:: PROVIDED RECORDS
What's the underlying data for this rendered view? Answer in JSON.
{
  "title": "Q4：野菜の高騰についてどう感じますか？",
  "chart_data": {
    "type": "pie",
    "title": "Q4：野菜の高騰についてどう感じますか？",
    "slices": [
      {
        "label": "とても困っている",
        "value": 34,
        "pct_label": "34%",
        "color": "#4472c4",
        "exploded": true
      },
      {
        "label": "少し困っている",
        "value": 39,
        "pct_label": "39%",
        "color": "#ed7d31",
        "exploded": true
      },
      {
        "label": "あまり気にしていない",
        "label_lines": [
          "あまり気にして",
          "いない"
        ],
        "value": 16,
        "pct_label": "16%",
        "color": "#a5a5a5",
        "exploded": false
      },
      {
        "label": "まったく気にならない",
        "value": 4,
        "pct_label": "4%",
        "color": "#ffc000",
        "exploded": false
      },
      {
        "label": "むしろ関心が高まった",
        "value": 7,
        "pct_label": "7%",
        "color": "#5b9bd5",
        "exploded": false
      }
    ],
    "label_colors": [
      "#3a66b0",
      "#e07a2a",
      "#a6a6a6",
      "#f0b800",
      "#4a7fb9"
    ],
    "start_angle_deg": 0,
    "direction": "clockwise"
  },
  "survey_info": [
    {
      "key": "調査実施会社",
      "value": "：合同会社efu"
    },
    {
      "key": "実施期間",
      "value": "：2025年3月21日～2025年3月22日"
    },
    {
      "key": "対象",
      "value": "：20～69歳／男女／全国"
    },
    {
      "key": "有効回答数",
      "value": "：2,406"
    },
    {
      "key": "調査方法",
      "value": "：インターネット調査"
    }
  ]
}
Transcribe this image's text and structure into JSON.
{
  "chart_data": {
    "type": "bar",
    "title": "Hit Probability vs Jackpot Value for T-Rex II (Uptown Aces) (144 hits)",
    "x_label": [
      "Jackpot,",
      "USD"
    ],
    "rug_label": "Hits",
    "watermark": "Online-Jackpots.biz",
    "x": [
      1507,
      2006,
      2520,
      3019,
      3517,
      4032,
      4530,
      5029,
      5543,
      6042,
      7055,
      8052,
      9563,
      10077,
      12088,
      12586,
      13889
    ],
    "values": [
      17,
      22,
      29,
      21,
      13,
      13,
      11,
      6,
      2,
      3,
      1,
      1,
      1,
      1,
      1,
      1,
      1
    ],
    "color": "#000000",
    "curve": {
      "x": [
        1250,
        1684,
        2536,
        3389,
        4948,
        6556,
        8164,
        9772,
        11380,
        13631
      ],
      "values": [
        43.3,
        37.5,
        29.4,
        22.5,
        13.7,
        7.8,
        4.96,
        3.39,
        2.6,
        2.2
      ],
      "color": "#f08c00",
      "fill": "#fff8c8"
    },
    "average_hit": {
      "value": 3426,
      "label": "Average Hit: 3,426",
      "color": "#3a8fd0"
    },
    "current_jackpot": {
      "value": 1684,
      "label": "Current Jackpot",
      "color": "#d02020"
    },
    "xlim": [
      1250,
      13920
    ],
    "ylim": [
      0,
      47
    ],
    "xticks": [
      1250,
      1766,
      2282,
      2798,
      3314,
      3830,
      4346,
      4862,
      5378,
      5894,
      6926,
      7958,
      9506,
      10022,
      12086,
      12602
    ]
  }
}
::::
PROBLEM DESCRIPTION: Search the lines above for the string "this" and copy each line that has it.

RESULT OF THE EXERCISE:
What's the underlying data for this rendered view? Answer in JSON.
Transcribe this image's text and structure into JSON.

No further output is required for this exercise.